EXERCISE DETAILS:
Pull out every line of the data below that contains the word "title". Case counts, so match capital and lowercase letters exactly.
-- BEGIN MATERIAL SUPPLIED --
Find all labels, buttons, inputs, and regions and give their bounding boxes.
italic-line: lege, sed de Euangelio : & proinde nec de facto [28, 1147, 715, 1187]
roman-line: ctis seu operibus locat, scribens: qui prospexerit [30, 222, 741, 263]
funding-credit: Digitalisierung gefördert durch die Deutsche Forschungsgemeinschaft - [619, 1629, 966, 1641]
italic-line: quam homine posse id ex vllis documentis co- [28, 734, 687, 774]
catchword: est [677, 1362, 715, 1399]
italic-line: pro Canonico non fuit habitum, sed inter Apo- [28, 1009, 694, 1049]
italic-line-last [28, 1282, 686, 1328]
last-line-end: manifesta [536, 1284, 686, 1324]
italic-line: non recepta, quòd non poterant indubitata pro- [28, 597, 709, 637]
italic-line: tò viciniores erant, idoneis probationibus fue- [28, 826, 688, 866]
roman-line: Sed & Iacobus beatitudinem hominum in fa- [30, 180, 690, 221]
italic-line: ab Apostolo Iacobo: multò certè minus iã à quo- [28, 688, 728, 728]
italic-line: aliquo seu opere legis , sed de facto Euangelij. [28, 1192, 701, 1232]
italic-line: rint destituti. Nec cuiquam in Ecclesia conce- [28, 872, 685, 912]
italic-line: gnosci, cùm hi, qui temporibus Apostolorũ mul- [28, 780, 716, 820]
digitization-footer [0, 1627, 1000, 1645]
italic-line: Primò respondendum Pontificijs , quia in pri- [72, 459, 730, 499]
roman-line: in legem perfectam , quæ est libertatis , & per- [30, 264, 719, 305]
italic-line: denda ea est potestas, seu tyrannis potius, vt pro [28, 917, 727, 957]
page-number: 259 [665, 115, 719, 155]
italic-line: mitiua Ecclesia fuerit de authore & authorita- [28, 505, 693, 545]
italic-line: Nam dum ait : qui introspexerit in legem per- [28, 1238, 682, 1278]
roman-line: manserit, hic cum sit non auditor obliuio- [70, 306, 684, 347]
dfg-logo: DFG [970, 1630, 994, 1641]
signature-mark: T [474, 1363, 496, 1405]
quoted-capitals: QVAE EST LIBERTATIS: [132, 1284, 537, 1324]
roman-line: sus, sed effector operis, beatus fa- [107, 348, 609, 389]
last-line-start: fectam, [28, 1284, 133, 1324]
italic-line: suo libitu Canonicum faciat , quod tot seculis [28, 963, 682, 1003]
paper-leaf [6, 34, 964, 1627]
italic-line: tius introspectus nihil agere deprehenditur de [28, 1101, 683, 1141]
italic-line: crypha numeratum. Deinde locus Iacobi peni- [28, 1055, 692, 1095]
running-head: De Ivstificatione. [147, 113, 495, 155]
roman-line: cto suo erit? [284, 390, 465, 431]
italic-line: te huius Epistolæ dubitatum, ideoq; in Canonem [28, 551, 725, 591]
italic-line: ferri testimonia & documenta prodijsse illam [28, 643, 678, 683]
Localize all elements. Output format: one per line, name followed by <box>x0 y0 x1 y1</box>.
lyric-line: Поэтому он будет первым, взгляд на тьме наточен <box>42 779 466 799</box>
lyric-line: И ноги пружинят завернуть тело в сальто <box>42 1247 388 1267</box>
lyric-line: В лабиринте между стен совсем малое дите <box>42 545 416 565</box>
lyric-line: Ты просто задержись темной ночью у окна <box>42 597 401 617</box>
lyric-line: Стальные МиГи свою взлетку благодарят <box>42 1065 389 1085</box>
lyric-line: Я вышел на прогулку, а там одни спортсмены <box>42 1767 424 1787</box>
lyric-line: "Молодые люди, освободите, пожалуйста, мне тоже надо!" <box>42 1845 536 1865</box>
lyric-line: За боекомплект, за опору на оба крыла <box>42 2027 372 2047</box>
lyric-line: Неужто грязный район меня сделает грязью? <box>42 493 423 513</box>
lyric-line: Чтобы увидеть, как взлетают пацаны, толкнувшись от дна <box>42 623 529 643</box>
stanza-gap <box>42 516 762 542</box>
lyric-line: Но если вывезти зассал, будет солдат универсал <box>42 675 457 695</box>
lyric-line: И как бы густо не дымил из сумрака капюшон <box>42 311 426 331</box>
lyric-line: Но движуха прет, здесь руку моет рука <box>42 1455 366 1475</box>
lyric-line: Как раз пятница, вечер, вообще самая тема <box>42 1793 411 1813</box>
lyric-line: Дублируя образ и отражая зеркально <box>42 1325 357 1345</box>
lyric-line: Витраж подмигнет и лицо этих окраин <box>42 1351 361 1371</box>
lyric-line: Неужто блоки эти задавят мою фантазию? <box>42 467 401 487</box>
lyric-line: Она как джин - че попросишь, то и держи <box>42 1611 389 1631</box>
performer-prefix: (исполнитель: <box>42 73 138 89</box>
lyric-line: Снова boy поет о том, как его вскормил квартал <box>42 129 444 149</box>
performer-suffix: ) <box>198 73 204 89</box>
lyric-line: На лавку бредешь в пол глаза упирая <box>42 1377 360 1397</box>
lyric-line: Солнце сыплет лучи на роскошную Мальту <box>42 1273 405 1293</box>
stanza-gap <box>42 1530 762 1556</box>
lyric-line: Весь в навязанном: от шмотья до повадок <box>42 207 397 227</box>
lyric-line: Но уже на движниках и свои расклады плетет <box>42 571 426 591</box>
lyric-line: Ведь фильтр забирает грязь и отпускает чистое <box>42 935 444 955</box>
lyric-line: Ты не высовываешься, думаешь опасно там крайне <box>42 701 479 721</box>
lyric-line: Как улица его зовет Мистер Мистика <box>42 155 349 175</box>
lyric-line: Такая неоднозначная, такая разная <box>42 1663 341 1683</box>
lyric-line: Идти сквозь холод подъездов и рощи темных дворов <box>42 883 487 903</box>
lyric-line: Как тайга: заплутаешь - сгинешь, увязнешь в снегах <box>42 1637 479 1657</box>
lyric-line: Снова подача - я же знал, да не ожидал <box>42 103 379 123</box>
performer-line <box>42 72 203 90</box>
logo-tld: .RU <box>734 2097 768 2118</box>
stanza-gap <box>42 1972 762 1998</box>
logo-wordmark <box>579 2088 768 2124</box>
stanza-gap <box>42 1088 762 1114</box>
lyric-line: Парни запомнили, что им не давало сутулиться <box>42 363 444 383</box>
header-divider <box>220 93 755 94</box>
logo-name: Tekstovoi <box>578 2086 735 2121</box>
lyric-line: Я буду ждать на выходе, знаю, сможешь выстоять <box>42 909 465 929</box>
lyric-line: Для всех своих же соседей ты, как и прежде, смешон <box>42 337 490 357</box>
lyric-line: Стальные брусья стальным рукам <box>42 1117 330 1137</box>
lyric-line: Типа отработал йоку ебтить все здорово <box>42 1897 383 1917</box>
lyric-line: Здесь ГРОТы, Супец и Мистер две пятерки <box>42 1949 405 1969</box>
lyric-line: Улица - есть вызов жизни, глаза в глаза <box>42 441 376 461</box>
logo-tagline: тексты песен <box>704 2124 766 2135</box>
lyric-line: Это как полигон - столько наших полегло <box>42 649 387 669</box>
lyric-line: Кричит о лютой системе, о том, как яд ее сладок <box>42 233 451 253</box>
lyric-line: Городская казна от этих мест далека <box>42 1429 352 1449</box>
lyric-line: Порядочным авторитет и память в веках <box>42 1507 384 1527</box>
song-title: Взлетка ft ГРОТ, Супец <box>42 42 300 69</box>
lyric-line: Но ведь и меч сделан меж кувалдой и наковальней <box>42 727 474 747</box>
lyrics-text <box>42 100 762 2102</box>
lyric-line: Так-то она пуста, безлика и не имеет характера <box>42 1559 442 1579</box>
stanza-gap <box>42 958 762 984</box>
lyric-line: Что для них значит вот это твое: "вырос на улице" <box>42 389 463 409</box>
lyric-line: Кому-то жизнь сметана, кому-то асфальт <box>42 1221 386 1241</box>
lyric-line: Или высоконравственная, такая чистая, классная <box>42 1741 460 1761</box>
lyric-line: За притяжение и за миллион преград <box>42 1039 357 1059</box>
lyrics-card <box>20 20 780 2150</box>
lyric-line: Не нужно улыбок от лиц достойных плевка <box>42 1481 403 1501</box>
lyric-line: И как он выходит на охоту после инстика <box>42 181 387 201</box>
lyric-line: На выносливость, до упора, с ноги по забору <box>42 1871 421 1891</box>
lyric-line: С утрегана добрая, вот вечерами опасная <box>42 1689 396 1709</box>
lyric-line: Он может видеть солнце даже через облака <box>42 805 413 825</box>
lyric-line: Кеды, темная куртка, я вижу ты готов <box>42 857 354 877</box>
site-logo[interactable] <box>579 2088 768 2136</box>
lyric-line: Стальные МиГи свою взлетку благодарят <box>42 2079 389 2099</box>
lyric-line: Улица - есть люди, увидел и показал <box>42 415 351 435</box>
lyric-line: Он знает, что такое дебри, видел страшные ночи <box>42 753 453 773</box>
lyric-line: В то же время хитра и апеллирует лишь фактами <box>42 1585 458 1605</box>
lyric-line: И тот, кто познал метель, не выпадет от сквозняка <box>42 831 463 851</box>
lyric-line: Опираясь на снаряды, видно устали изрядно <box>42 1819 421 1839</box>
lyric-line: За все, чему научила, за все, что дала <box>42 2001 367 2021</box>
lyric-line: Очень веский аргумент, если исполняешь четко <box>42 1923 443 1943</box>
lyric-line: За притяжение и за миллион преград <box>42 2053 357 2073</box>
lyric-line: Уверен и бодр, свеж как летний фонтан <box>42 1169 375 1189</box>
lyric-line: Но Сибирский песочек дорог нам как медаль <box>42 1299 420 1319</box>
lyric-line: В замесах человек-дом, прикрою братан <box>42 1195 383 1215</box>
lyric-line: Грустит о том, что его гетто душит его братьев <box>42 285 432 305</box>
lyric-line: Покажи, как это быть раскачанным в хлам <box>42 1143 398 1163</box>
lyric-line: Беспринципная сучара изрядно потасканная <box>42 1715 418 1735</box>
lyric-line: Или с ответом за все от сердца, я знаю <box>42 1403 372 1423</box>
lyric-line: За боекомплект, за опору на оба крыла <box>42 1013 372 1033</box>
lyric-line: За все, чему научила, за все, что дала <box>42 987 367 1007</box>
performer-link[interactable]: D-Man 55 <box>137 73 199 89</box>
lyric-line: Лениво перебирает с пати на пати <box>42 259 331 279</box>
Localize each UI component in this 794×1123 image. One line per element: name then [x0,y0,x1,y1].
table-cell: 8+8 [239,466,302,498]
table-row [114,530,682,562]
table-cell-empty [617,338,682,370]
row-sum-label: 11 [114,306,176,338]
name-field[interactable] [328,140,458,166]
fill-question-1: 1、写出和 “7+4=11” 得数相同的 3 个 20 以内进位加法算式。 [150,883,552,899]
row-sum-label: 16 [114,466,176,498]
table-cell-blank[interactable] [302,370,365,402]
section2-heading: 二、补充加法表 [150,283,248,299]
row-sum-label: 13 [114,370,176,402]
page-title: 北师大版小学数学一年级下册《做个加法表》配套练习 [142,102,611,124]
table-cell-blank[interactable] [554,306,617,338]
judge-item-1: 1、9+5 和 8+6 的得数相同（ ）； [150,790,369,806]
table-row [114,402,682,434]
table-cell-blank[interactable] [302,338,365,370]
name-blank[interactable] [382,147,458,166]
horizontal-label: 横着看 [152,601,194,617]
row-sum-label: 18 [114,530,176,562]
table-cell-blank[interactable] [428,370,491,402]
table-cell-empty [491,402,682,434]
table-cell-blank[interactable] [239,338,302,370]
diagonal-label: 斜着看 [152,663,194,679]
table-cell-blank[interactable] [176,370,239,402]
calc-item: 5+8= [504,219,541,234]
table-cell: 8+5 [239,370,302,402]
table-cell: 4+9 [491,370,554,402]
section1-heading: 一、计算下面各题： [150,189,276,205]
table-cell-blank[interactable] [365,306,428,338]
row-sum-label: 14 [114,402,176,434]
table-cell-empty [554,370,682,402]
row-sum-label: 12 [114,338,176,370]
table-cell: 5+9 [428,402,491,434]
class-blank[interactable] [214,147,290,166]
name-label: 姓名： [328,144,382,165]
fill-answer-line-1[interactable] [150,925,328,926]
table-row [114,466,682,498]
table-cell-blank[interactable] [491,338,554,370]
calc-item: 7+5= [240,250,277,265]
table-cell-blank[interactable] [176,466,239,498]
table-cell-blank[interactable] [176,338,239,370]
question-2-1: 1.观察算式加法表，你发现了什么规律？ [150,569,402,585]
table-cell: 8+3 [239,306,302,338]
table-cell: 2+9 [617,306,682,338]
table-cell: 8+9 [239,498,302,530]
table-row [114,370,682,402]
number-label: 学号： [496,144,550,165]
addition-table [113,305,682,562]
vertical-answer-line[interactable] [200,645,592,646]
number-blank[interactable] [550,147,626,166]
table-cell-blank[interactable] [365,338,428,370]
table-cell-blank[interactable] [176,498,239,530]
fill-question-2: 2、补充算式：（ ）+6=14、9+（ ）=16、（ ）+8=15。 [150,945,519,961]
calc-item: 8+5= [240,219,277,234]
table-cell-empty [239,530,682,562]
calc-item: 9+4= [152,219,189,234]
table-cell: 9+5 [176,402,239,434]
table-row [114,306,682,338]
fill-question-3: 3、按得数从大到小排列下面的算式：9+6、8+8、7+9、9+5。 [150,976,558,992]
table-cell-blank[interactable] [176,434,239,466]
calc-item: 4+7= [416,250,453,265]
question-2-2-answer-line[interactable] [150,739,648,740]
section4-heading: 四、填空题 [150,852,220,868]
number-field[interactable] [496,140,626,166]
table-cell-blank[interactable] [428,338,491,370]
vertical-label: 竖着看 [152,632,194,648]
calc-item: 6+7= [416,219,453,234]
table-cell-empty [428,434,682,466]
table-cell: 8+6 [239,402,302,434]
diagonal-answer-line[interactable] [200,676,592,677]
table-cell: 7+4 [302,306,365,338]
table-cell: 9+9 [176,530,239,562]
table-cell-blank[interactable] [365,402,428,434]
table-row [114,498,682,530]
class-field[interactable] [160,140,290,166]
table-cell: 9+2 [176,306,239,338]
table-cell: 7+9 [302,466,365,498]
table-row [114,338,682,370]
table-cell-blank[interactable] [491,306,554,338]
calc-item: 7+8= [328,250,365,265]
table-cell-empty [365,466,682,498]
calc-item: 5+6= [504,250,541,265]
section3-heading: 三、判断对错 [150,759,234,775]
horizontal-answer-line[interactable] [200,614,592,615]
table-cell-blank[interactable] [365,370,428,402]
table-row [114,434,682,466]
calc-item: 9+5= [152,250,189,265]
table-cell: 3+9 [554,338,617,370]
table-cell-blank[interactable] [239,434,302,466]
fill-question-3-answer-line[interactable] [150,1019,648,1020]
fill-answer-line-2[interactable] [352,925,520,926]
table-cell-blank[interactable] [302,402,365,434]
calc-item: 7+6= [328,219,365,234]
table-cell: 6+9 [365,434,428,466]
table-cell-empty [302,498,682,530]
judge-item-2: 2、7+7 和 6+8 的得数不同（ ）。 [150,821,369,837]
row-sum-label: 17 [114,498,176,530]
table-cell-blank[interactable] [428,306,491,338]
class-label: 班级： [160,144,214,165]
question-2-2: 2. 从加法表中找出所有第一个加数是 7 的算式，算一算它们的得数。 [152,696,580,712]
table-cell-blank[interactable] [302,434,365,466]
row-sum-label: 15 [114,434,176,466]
-- END MATERIAL SUPPLIED --
ANSWER TO THE EXERCISE:
song-title: Взлетка ft ГРОТ, Супец <box>42 42 300 69</box>
page-title: 北师大版小学数学一年级下册《做个加法表》配套练习 [142,102,611,124]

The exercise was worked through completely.